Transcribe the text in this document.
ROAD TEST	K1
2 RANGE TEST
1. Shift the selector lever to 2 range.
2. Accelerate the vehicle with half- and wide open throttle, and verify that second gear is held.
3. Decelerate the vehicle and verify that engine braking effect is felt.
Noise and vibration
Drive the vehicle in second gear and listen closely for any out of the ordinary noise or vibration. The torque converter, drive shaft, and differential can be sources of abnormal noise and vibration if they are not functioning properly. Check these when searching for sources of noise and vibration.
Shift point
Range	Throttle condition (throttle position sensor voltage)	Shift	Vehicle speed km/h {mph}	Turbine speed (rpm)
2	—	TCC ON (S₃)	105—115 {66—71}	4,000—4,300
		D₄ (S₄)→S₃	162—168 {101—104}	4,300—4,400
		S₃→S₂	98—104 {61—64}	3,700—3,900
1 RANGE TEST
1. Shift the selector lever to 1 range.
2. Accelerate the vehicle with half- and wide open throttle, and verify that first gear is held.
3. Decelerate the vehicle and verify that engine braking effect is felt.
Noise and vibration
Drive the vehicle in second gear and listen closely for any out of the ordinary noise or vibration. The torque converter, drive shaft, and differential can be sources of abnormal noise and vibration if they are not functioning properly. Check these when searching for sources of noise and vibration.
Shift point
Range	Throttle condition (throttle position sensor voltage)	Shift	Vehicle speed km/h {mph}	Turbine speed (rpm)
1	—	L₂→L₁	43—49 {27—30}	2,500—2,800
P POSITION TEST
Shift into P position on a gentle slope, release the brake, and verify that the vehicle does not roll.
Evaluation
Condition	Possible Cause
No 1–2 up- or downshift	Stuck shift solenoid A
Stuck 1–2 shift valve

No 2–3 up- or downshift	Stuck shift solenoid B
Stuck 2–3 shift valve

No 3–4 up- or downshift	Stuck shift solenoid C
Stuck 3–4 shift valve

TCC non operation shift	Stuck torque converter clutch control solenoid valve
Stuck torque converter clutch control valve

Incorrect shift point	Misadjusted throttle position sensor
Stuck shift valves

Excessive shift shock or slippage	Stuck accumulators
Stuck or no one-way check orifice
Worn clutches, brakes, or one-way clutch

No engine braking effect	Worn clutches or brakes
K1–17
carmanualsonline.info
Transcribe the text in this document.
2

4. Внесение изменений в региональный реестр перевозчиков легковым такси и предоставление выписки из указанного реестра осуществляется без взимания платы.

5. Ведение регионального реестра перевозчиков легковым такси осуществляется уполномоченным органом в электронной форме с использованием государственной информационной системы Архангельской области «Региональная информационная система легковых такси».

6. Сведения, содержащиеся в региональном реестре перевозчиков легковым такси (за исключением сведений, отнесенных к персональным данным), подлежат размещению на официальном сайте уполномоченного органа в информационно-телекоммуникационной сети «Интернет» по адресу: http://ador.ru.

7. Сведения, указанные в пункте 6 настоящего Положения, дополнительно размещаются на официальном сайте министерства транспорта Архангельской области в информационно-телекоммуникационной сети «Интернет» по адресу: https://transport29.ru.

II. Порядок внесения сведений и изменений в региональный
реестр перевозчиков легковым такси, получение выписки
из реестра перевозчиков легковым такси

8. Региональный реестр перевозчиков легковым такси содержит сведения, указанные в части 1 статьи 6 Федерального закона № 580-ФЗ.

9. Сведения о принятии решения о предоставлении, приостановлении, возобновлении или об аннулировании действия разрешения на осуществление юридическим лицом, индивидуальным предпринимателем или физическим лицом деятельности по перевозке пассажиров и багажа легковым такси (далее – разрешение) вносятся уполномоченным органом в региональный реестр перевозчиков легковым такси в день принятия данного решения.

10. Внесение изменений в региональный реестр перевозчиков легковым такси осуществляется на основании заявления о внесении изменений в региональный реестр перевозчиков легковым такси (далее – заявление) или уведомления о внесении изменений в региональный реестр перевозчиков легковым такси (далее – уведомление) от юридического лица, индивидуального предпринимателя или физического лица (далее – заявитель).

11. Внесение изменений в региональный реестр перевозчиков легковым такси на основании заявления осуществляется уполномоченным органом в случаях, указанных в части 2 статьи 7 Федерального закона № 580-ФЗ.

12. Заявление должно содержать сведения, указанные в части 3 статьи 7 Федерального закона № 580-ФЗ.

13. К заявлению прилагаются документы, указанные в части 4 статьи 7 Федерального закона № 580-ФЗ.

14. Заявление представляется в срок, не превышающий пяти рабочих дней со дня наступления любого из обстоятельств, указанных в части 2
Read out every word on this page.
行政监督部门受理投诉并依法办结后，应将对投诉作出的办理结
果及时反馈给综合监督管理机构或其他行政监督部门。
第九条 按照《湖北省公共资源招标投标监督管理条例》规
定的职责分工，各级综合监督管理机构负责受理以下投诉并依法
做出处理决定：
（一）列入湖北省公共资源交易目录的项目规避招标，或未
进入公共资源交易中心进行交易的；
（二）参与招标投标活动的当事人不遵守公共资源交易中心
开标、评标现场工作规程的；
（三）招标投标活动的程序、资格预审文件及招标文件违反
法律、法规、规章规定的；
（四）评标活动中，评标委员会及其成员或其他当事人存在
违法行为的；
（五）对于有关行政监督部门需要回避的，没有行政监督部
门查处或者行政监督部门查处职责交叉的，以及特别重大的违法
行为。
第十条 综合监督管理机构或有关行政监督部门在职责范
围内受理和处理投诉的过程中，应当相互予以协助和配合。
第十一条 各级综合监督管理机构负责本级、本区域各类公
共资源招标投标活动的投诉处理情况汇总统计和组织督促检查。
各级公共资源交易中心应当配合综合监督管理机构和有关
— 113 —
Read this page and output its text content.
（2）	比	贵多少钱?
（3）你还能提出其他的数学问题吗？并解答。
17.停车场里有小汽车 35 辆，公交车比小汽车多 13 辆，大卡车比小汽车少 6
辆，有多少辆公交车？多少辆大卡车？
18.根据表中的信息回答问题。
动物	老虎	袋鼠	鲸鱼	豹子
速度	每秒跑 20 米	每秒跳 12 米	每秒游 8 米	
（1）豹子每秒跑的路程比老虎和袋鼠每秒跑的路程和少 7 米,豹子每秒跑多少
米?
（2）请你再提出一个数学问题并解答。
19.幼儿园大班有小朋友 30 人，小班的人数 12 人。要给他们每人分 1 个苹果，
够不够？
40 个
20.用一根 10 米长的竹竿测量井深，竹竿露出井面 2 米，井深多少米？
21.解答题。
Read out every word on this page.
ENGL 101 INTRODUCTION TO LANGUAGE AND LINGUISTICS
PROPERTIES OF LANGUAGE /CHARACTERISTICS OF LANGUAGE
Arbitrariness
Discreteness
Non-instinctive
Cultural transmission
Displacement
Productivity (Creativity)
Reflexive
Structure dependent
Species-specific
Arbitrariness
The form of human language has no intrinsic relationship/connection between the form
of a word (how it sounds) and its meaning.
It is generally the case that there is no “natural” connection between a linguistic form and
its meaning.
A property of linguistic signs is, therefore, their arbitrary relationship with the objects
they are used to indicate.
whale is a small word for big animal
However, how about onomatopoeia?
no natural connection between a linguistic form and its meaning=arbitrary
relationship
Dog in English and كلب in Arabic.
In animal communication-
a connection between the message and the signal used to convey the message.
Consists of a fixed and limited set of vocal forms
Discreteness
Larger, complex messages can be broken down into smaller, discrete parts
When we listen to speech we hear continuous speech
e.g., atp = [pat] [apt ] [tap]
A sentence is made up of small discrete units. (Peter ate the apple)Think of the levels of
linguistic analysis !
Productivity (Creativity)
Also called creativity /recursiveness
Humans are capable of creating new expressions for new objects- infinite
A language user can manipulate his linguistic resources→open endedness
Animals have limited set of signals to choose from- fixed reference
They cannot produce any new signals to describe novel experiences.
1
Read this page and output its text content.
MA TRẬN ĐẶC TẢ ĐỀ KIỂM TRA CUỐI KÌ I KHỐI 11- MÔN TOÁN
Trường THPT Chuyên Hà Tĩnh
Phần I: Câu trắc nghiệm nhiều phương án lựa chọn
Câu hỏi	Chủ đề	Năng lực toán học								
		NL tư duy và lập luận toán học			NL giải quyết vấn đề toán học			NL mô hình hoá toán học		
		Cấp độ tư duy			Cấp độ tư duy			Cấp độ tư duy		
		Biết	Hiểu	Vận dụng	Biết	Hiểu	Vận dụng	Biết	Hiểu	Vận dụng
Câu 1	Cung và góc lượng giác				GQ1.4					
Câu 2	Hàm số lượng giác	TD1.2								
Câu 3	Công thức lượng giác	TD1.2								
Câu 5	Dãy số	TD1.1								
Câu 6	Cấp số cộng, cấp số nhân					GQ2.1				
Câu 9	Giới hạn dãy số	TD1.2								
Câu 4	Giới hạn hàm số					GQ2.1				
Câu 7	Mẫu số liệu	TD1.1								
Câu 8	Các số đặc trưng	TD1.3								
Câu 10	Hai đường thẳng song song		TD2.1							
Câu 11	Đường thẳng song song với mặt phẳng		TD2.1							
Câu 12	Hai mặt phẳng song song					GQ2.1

--- What the task requires ---
In the records, locate each line holding the string "изменений" and copy it.

--- Finished exercise ---
4. Внесение изменений в региональный реестр перевозчиков легковым такси и предоставление выписки из указанного реестра осуществляется без взимания платы.
II. Порядок внесения сведений и изменений в региональный
10. Внесение изменений в региональный реестр перевозчиков легковым такси осуществляется на основании заявления о внесении изменений в региональный реестр перевозчиков легковым такси (далее – заявление) или уведомления о внесении изменений в региональный реестр перевозчиков легковым такси (далее – уведомление) от юридического лица, индивидуального предпринимателя или физического лица (далее – заявитель).
11. Внесение изменений в региональный реестр перевозчиков легковым такси на основании заявления осуществляется уполномоченным органом в случаях, указанных в части 2 статьи 7 Федерального закона № 580-ФЗ.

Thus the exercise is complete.